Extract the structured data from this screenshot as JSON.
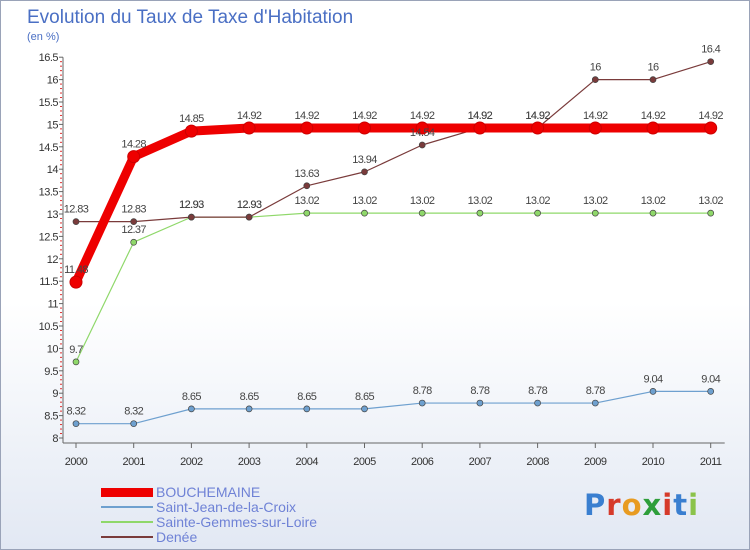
{
  "title": "Evolution du Taux de Taxe d'Habitation",
  "unit": "(en %)",
  "logo": {
    "text": "Proxiti",
    "letter_colors": [
      "#3a7fd0",
      "#d63a2a",
      "#e89b20",
      "#2e9e3a",
      "#d63a2a",
      "#3a7fd0",
      "#8bc34a"
    ]
  },
  "chart_data": {
    "type": "line",
    "title": "Evolution du Taux de Taxe d'Habitation",
    "ylabel": "(en %)",
    "xlabel": "",
    "ylim": [
      8,
      16.5
    ],
    "yticks": [
      "8",
      "8.5",
      "9",
      "9.5",
      "10",
      "10.5",
      "11",
      "11.5",
      "12",
      "12.5",
      "13",
      "13.5",
      "14",
      "14.5",
      "15",
      "15.5",
      "16",
      "16.5"
    ],
    "x": [
      "2000",
      "2001",
      "2002",
      "2003",
      "2004",
      "2005",
      "2006",
      "2007",
      "2008",
      "2009",
      "2010",
      "2011"
    ],
    "grid": false,
    "series": [
      {
        "name": "BOUCHEMAINE",
        "color": "#ee0000",
        "width": 9,
        "marker": 6,
        "values": [
          11.48,
          14.28,
          14.85,
          14.92,
          14.92,
          14.92,
          14.92,
          14.92,
          14.92,
          14.92,
          14.92,
          14.92
        ],
        "labels": [
          "11.48",
          "14.28",
          "14.85",
          "14.92",
          "14.92",
          "14.92",
          "14.92",
          "14.92",
          "14.92",
          "14.92",
          "14.92",
          "14.92"
        ]
      },
      {
        "name": "Saint-Jean-de-la-Croix",
        "color": "#6ea0cf",
        "width": 1.2,
        "marker": 3,
        "values": [
          8.32,
          8.32,
          8.65,
          8.65,
          8.65,
          8.65,
          8.78,
          8.78,
          8.78,
          8.78,
          9.04,
          9.04
        ],
        "labels": [
          "8.32",
          "8.32",
          "8.65",
          "8.65",
          "8.65",
          "8.65",
          "8.78",
          "8.78",
          "8.78",
          "8.78",
          "9.04",
          "9.04"
        ]
      },
      {
        "name": "Sainte-Gemmes-sur-Loire",
        "color": "#8fd86a",
        "width": 1.2,
        "marker": 3,
        "values": [
          9.7,
          12.37,
          12.93,
          12.93,
          13.02,
          13.02,
          13.02,
          13.02,
          13.02,
          13.02,
          13.02,
          13.02
        ],
        "labels": [
          "9.7",
          "12.37",
          "12.93",
          "12.93",
          "13.02",
          "13.02",
          "13.02",
          "13.02",
          "13.02",
          "13.02",
          "13.02",
          "13.02"
        ]
      },
      {
        "name": "Denée",
        "color": "#7a3b3b",
        "width": 1.2,
        "marker": 3,
        "values": [
          12.83,
          12.83,
          12.93,
          12.93,
          13.63,
          13.94,
          14.54,
          14.92,
          14.92,
          16,
          16,
          16.4
        ],
        "labels": [
          "12.83",
          "12.83",
          "12.93",
          "12.93",
          "13.63",
          "13.94",
          "14.54",
          "14.92",
          "14.92",
          "16",
          "16",
          "16.4"
        ]
      }
    ]
  }
}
=-=-=-=-=
**Description of the task**.
Restate the entire listing word for word, excluding pictures.

**Solution for this exercise**.
Extract the structured data from this screenshot as JSON.
{
  "title": "Evolution du Taux de Taxe d'Habitation",
  "unit": "(en %)",
  "logo": {
    "text": "Proxiti",
    "letter_colors": [
      "#3a7fd0",
      "#d63a2a",
      "#e89b20",
      "#2e9e3a",
      "#d63a2a",
      "#3a7fd0",
      "#8bc34a"
    ]
  },
  "chart_data": {
    "type": "line",
    "title": "Evolution du Taux de Taxe d'Habitation",
    "ylabel": "(en %)",
    "xlabel": "",
    "ylim": [
      8,
      16.5
    ],
    "yticks": [
      "8",
      "8.5",
      "9",
      "9.5",
      "10",
      "10.5",
      "11",
      "11.5",
      "12",
      "12.5",
      "13",
      "13.5",
      "14",
      "14.5",
      "15",
      "15.5",
      "16",
      "16.5"
    ],
    "x": [
      "2000",
      "2001",
      "2002",
      "2003",
      "2004",
      "2005",
      "2006",
      "2007",
      "2008",
      "2009",
      "2010",
      "2011"
    ],
    "grid": false,
    "series": [
      {
        "name": "BOUCHEMAINE",
        "color": "#ee0000",
        "width": 9,
        "marker": 6,
        "values": [
          11.48,
          14.28,
          14.85,
          14.92,
          14.92,
          14.92,
          14.92,
          14.92,
          14.92,
          14.92,
          14.92,
          14.92
        ],
        "labels": [
          "11.48",
          "14.28",
          "14.85",
          "14.92",
          "14.92",
          "14.92",
          "14.92",
          "14.92",
          "14.92",
          "14.92",
          "14.92",
          "14.92"
        ]
      },
      {
        "name": "Saint-Jean-de-la-Croix",
        "color": "#6ea0cf",
        "width": 1.2,
        "marker": 3,
        "values": [
          8.32,
          8.32,
          8.65,
          8.65,
          8.65,
          8.65,
          8.78,
          8.78,
          8.78,
          8.78,
          9.04,
          9.04
        ],
        "labels": [
          "8.32",
          "8.32",
          "8.65",
          "8.65",
          "8.65",
          "8.65",
          "8.78",
          "8.78",
          "8.78",
          "8.78",
          "9.04",
          "9.04"
        ]
      },
      {
        "name": "Sainte-Gemmes-sur-Loire",
        "color": "#8fd86a",
        "width": 1.2,
        "marker": 3,
        "values": [
          9.7,
          12.37,
          12.93,
          12.93,
          13.02,
          13.02,
          13.02,
          13.02,
          13.02,
          13.02,
          13.02,
          13.02
        ],
        "labels": [
          "9.7",
          "12.37",
          "12.93",
          "12.93",
          "13.02",
          "13.02",
          "13.02",
          "13.02",
          "13.02",
          "13.02",
          "13.02",
          "13.02"
        ]
      },
      {
        "name": "Denée",
        "color": "#7a3b3b",
        "width": 1.2,
        "marker": 3,
        "values": [
          12.83,
          12.83,
          12.93,
          12.93,
          13.63,
          13.94,
          14.54,
          14.92,
          14.92,
          16,
          16,
          16.4
        ],
        "labels": [
          "12.83",
          "12.83",
          "12.93",
          "12.93",
          "13.63",
          "13.94",
          "14.54",
          "14.92",
          "14.92",
          "16",
          "16",
          "16.4"
        ]
      }
    ]
  }
}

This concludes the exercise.